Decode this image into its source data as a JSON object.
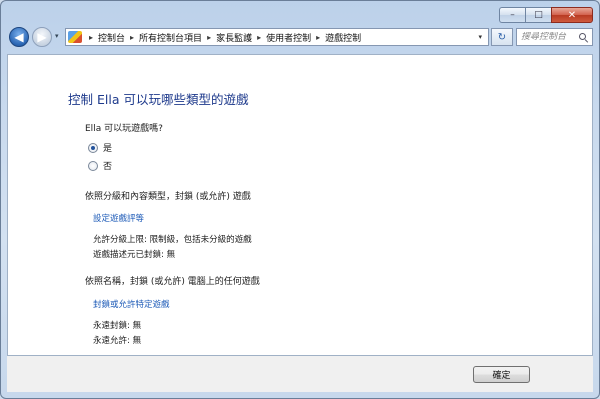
{
  "window": {
    "min_glyph": "–",
    "max_glyph": "□",
    "close_glyph": "✕"
  },
  "navbar": {
    "back_glyph": "◀",
    "forward_glyph": "▶",
    "history_glyph": "▾",
    "breadcrumbs": [
      "控制台",
      "所有控制台項目",
      "家長監護",
      "使用者控制",
      "遊戲控制"
    ],
    "separator": "▸",
    "address_drop_glyph": "▾",
    "refresh_glyph": "↻",
    "search_placeholder": "搜尋控制台"
  },
  "main": {
    "title": "控制 Ella 可以玩哪些類型的遊戲",
    "question": "Ella 可以玩遊戲嗎?",
    "options": [
      {
        "label": "是",
        "checked": true
      },
      {
        "label": "否",
        "checked": false
      }
    ],
    "rating_section": {
      "heading": "依照分級和內容類型，封鎖 (或允許) 遊戲",
      "link": "設定遊戲評等",
      "info1": "允許分級上限: 限制級，包括未分級的遊戲",
      "info2": "遊戲描述元已封鎖: 無"
    },
    "name_section": {
      "heading": "依照名稱，封鎖 (或允許) 電腦上的任何遊戲",
      "link": "封鎖或允許特定遊戲",
      "info1": "永遠封鎖: 無",
      "info2": "永遠允許: 無"
    }
  },
  "footer": {
    "ok_label": "確定"
  }
}
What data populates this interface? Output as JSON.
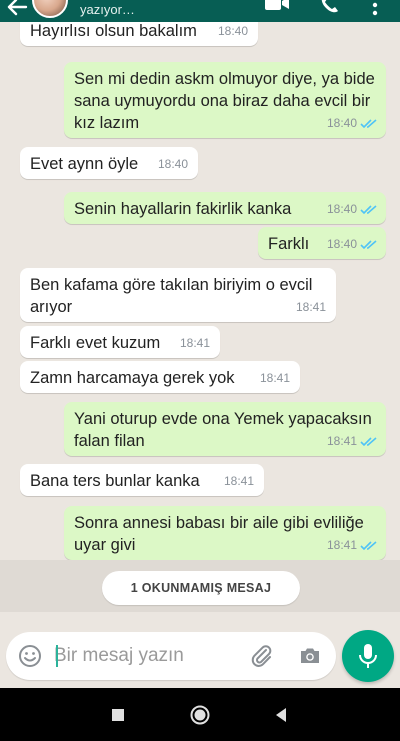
________________________________________
* [Work required] Without including the pictures, reproduce all entries exactly.

* [Expected answer]
Decode this image into its source data as a JSON object.
{
  "window": {
    "min_glyph": "–",
    "max_glyph": "□",
    "close_glyph": "✕"
  },
  "navbar": {
    "back_glyph": "◀",
    "forward_glyph": "▶",
    "history_glyph": "▾",
    "breadcrumbs": [
      "控制台",
      "所有控制台項目",
      "家長監護",
      "使用者控制",
      "遊戲控制"
    ],
    "separator": "▸",
    "address_drop_glyph": "▾",
    "refresh_glyph": "↻",
    "search_placeholder": "搜尋控制台"
  },
  "main": {
    "title": "控制 Ella 可以玩哪些類型的遊戲",
    "question": "Ella 可以玩遊戲嗎?",
    "options": [
      {
        "label": "是",
        "checked": true
      },
      {
        "label": "否",
        "checked": false
      }
    ],
    "rating_section": {
      "heading": "依照分級和內容類型，封鎖 (或允許) 遊戲",
      "link": "設定遊戲評等",
      "info1": "允許分級上限: 限制級，包括未分級的遊戲",
      "info2": "遊戲描述元已封鎖: 無"
    },
    "name_section": {
      "heading": "依照名稱，封鎖 (或允許) 電腦上的任何遊戲",
      "link": "封鎖或允許特定遊戲",
      "info1": "永遠封鎖: 無",
      "info2": "永遠允許: 無"
    }
  },
  "footer": {
    "ok_label": "確定"
  }
}
What data populates this interface? Output as JSON.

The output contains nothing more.